▸ TASK:
Gather every line in the records below that contains the word "comprised".

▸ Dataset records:

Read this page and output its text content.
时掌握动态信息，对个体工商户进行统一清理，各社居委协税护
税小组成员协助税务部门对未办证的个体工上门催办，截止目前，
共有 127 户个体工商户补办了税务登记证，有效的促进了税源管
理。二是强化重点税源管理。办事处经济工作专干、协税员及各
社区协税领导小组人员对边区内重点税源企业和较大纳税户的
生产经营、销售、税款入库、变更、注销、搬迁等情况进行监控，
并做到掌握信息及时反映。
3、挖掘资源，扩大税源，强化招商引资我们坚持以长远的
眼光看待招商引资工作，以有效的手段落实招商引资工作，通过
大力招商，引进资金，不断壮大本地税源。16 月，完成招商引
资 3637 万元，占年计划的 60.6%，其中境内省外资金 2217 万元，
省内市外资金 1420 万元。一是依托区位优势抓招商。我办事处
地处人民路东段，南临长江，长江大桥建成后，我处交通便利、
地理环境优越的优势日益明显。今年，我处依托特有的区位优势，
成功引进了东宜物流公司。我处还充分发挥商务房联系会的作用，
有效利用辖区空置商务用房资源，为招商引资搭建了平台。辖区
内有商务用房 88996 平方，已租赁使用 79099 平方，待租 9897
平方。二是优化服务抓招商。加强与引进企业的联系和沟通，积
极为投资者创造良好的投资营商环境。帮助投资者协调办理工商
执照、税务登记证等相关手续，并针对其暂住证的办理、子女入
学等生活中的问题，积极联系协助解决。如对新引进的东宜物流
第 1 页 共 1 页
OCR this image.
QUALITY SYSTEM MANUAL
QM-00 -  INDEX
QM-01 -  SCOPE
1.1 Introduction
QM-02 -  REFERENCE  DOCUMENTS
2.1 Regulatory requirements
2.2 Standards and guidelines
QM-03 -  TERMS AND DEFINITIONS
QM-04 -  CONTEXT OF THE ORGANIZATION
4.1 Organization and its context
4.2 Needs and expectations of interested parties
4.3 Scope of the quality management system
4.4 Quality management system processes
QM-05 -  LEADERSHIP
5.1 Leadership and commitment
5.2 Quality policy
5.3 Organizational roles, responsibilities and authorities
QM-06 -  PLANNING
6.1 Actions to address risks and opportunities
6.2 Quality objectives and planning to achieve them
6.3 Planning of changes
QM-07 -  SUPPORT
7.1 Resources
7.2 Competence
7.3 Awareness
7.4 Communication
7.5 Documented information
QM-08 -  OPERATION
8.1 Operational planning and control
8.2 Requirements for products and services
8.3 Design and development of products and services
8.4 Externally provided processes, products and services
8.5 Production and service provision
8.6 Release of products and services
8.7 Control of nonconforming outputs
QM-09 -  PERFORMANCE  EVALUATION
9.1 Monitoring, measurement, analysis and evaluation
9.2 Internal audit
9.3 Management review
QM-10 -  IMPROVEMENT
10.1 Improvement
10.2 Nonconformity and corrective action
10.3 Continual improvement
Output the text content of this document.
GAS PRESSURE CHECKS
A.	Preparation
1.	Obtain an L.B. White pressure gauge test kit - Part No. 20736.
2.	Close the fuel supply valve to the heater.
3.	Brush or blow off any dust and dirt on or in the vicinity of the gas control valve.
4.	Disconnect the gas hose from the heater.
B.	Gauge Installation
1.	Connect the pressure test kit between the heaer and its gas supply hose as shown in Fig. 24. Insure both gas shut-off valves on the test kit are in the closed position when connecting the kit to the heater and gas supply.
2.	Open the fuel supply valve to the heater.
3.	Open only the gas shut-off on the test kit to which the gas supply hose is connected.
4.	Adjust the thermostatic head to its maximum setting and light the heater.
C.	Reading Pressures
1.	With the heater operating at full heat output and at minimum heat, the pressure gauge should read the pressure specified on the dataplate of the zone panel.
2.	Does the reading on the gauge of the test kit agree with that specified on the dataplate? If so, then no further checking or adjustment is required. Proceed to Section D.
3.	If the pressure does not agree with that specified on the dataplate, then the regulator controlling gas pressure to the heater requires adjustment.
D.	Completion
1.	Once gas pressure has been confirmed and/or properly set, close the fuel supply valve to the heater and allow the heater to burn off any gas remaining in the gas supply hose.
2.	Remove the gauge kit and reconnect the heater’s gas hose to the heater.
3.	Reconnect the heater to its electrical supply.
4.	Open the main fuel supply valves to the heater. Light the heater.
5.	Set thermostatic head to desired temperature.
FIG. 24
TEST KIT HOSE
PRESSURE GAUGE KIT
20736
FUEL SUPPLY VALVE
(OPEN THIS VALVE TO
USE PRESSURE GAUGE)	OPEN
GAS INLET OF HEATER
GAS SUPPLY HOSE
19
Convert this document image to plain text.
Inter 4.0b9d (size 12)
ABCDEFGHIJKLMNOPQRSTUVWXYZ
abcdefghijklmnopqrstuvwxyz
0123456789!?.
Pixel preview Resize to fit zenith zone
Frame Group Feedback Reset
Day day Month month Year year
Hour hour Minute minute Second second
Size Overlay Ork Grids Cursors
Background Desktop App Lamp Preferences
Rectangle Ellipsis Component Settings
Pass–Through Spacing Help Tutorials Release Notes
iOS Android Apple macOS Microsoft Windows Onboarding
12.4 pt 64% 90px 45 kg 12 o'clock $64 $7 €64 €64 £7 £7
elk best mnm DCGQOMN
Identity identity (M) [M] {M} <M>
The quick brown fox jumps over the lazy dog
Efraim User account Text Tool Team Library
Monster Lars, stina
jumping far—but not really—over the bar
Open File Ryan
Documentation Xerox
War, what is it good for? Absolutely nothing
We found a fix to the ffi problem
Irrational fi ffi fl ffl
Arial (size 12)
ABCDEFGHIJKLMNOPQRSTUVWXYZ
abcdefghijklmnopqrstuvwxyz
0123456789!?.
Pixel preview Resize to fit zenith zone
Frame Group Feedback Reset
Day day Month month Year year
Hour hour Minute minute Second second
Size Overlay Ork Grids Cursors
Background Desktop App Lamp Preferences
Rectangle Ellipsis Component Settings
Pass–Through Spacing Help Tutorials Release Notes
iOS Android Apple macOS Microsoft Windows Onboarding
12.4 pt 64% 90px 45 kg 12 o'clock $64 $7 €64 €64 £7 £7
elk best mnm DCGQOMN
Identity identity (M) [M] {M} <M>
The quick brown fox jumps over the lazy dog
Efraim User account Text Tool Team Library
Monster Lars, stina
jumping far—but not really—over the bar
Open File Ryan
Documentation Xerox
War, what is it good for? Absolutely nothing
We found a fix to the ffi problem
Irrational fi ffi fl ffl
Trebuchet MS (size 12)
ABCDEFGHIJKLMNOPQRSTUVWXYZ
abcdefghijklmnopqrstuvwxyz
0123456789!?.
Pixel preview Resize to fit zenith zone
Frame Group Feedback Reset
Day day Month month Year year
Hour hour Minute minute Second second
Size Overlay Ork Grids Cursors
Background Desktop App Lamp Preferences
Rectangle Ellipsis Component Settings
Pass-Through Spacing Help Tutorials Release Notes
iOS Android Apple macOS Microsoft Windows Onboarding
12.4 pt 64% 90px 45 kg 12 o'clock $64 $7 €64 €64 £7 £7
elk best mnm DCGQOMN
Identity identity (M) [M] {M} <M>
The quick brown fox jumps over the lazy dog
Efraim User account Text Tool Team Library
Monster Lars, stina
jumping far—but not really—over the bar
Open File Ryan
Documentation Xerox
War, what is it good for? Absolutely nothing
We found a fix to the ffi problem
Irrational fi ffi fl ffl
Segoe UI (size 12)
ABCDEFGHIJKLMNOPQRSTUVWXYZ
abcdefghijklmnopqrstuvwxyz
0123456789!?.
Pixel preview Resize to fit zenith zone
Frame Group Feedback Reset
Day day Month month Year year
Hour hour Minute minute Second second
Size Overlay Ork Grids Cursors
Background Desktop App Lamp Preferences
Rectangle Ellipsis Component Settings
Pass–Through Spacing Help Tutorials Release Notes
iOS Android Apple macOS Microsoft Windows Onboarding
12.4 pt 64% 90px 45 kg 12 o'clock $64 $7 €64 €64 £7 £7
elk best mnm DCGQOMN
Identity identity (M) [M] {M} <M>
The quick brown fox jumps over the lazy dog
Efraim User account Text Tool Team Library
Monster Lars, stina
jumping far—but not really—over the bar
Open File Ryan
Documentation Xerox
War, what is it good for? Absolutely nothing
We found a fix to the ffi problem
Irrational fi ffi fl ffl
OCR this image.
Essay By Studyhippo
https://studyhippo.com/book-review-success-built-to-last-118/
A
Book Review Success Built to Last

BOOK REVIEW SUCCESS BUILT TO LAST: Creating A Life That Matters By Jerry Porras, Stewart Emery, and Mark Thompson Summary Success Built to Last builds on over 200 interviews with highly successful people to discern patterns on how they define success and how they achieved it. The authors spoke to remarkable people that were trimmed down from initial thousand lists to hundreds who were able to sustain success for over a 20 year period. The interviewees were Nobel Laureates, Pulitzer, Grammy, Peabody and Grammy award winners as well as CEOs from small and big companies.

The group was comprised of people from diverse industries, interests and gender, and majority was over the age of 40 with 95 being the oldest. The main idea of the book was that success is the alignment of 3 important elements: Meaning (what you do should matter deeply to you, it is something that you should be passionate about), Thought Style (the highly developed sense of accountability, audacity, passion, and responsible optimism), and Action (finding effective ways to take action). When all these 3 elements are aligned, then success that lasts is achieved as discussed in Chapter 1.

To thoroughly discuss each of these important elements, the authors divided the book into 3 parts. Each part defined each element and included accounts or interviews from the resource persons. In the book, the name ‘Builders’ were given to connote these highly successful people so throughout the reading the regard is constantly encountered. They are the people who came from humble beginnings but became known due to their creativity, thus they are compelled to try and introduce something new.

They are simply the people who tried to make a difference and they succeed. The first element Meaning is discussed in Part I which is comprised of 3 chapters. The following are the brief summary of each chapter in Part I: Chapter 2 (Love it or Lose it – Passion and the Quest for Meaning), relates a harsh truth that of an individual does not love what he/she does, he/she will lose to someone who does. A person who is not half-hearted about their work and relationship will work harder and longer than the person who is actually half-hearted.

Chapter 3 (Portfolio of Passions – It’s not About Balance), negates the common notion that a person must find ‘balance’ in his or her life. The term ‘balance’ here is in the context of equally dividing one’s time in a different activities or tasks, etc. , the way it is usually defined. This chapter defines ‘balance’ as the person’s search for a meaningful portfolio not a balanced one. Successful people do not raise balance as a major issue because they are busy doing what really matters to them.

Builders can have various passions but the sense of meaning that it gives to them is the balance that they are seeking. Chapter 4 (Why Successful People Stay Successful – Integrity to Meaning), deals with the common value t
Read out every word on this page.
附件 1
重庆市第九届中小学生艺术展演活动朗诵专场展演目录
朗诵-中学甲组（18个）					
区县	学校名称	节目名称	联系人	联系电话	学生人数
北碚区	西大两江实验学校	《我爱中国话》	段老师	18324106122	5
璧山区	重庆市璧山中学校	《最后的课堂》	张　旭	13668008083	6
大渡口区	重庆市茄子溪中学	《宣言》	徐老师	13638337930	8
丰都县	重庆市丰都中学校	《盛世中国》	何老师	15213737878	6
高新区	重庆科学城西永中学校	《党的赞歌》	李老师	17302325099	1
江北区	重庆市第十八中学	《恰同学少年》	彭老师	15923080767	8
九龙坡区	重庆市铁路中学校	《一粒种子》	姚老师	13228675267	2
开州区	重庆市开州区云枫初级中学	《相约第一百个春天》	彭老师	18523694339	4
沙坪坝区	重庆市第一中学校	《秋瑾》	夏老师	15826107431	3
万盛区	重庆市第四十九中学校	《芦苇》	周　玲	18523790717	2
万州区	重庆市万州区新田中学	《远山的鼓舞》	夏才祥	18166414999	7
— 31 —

▸ RESULT:
The group was comprised of people from diverse industries, interests and gender, and majority was over the age of 40 with 95 being the oldest. The main idea of the book was that success is the alignment of 3 important elements: Meaning (what you do should matter deeply to you, it is something that you should be passionate about), Thought Style (the highly developed sense of accountability, audacity, passion, and responsible optimism), and Action (finding effective ways to take action). When all these 3 elements are aligned, then success that lasts is achieved as discussed in Chapter 1.
They are simply the people who tried to make a difference and they succeed. The first element Meaning is discussed in Part I which is comprised of 3 chapters. The following are the brief summary of each chapter in Part I: Chapter 2 (Love it or Lose it – Passion and the Quest for Meaning), relates a harsh truth that of an individual does not love what he/she does, he/she will lose to someone who does. A person who is not half-hearted about their work and relationship will work harder and longer than the person who is actually half-hearted.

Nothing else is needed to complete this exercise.